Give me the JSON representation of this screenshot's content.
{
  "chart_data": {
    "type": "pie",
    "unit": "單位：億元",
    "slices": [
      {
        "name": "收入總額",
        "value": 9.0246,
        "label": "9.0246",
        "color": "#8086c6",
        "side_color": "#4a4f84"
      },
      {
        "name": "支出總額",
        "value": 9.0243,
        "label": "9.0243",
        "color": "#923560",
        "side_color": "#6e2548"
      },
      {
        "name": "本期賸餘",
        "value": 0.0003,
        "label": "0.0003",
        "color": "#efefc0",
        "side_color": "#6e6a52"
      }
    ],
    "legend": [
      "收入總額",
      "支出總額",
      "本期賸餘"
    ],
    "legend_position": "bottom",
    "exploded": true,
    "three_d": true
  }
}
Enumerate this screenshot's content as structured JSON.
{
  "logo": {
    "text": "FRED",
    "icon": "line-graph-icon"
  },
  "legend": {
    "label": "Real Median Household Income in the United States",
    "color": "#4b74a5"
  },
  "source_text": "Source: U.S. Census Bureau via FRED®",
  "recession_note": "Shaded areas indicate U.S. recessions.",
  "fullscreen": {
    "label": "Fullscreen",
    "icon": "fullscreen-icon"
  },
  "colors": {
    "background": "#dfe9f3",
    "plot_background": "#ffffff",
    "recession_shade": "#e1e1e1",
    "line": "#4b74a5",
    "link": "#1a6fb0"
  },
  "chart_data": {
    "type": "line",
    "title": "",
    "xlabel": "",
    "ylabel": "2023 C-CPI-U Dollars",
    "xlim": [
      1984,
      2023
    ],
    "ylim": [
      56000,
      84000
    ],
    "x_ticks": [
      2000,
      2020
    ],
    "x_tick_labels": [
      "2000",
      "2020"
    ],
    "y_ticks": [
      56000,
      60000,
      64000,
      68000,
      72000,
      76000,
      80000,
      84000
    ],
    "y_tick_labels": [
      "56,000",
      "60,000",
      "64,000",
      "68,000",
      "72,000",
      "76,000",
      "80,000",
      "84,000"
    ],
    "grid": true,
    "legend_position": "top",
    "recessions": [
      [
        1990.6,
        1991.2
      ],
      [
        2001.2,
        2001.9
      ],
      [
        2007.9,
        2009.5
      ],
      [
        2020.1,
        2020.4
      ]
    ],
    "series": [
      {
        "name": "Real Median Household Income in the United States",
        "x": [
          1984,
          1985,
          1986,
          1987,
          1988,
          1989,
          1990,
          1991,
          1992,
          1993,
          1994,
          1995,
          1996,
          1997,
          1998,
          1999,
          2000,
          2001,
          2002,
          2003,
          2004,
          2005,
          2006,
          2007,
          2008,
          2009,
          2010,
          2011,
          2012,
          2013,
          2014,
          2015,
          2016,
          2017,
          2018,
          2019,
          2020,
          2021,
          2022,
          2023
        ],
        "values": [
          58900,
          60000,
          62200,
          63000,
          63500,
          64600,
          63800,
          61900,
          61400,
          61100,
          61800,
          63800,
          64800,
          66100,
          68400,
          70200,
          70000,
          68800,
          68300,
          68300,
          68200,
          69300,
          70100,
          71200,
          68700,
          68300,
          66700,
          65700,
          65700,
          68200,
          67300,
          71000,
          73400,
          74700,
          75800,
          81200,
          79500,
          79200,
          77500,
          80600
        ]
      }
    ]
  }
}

-*-*-

Reproduce the material in full, with no word added or dropped.

Give me the JSON representation of this screenshot's content.
{
  "chart_data": {
    "type": "pie",
    "unit": "單位：億元",
    "slices": [
      {
        "name": "收入總額",
        "value": 9.0246,
        "label": "9.0246",
        "color": "#8086c6",
        "side_color": "#4a4f84"
      },
      {
        "name": "支出總額",
        "value": 9.0243,
        "label": "9.0243",
        "color": "#923560",
        "side_color": "#6e2548"
      },
      {
        "name": "本期賸餘",
        "value": 0.0003,
        "label": "0.0003",
        "color": "#efefc0",
        "side_color": "#6e6a52"
      }
    ],
    "legend": [
      "收入總額",
      "支出總額",
      "本期賸餘"
    ],
    "legend_position": "bottom",
    "exploded": true,
    "three_d": true
  }
}
Enumerate this screenshot's content as structured JSON.
{
  "logo": {
    "text": "FRED",
    "icon": "line-graph-icon"
  },
  "legend": {
    "label": "Real Median Household Income in the United States",
    "color": "#4b74a5"
  },
  "source_text": "Source: U.S. Census Bureau via FRED®",
  "recession_note": "Shaded areas indicate U.S. recessions.",
  "fullscreen": {
    "label": "Fullscreen",
    "icon": "fullscreen-icon"
  },
  "colors": {
    "background": "#dfe9f3",
    "plot_background": "#ffffff",
    "recession_shade": "#e1e1e1",
    "line": "#4b74a5",
    "link": "#1a6fb0"
  },
  "chart_data": {
    "type": "line",
    "title": "",
    "xlabel": "",
    "ylabel": "2023 C-CPI-U Dollars",
    "xlim": [
      1984,
      2023
    ],
    "ylim": [
      56000,
      84000
    ],
    "x_ticks": [
      2000,
      2020
    ],
    "x_tick_labels": [
      "2000",
      "2020"
    ],
    "y_ticks": [
      56000,
      60000,
      64000,
      68000,
      72000,
      76000,
      80000,
      84000
    ],
    "y_tick_labels": [
      "56,000",
      "60,000",
      "64,000",
      "68,000",
      "72,000",
      "76,000",
      "80,000",
      "84,000"
    ],
    "grid": true,
    "legend_position": "top",
    "recessions": [
      [
        1990.6,
        1991.2
      ],
      [
        2001.2,
        2001.9
      ],
      [
        2007.9,
        2009.5
      ],
      [
        2020.1,
        2020.4
      ]
    ],
    "series": [
      {
        "name": "Real Median Household Income in the United States",
        "x": [
          1984,
          1985,
          1986,
          1987,
          1988,
          1989,
          1990,
          1991,
          1992,
          1993,
          1994,
          1995,
          1996,
          1997,
          1998,
          1999,
          2000,
          2001,
          2002,
          2003,
          2004,
          2005,
          2006,
          2007,
          2008,
          2009,
          2010,
          2011,
          2012,
          2013,
          2014,
          2015,
          2016,
          2017,
          2018,
          2019,
          2020,
          2021,
          2022,
          2023
        ],
        "values": [
          58900,
          60000,
          62200,
          63000,
          63500,
          64600,
          63800,
          61900,
          61400,
          61100,
          61800,
          63800,
          64800,
          66100,
          68400,
          70200,
          70000,
          68800,
          68300,
          68300,
          68200,
          69300,
          70100,
          71200,
          68700,
          68300,
          66700,
          65700,
          65700,
          68200,
          67300,
          71000,
          73400,
          74700,
          75800,
          81200,
          79500,
          79200,
          77500,
          80600
        ]
      }
    ]
  }
}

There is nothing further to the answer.